§ **WHAT IS EXPECTED**
Write out each line in which the string "Concepts" is present.
* START PROVIDED DATA *
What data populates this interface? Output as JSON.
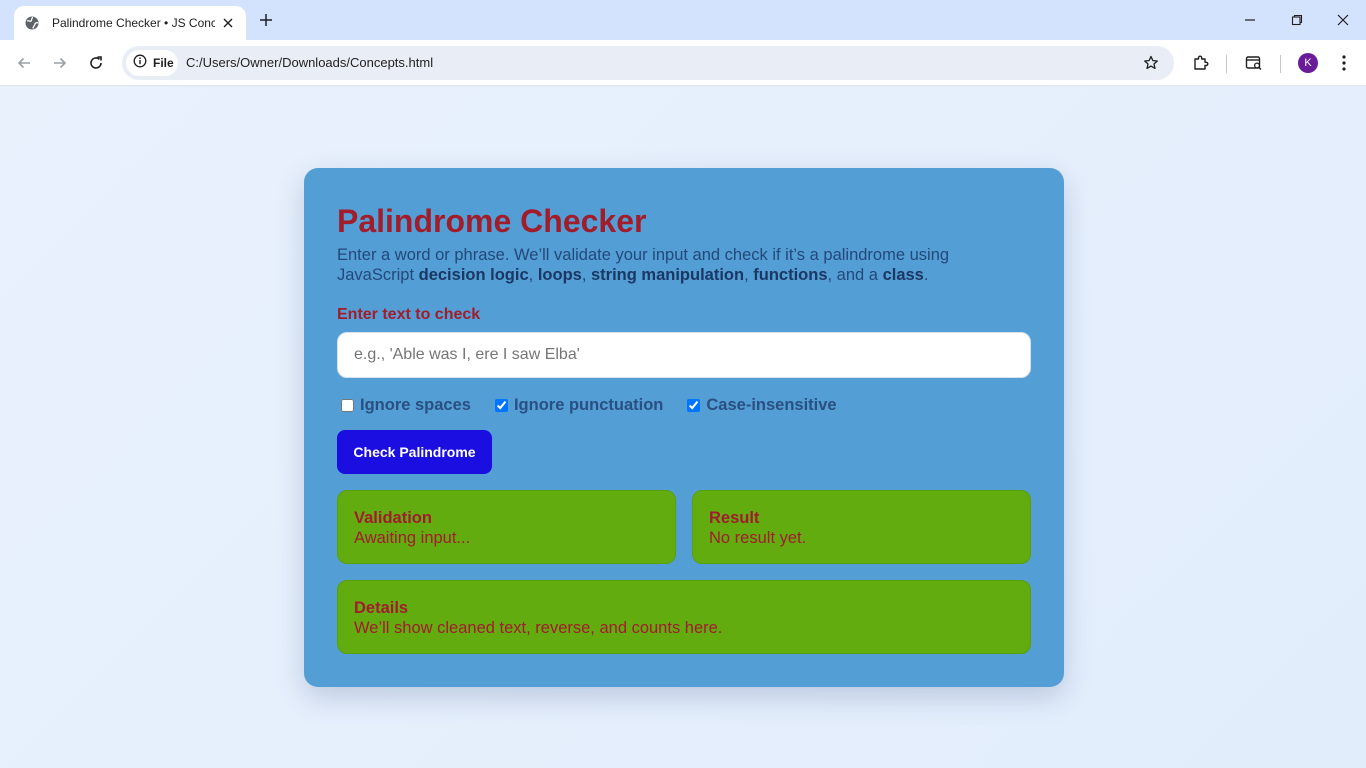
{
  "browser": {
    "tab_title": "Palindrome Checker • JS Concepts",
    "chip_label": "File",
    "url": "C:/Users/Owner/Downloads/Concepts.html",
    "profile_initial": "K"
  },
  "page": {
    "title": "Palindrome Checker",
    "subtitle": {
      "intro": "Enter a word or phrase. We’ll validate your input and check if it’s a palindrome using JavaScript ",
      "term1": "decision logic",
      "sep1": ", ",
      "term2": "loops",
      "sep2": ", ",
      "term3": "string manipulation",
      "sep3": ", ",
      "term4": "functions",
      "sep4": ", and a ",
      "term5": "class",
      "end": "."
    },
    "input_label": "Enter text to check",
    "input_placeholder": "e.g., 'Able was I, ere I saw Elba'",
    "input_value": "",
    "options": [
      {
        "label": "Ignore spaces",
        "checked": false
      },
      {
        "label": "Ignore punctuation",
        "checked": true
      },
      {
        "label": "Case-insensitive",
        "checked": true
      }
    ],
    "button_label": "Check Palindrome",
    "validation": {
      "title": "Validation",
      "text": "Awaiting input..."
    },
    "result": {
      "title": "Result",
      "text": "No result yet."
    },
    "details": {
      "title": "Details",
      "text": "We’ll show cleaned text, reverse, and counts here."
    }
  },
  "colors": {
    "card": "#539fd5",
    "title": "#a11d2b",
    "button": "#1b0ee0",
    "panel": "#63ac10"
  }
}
* END PROVIDED DATA *
§ **RESULT OF THIS EXERCISE**
    "tab_title": "Palindrome Checker • JS Concepts",
    "url": "C:/Users/Owner/Downloads/Concepts.html",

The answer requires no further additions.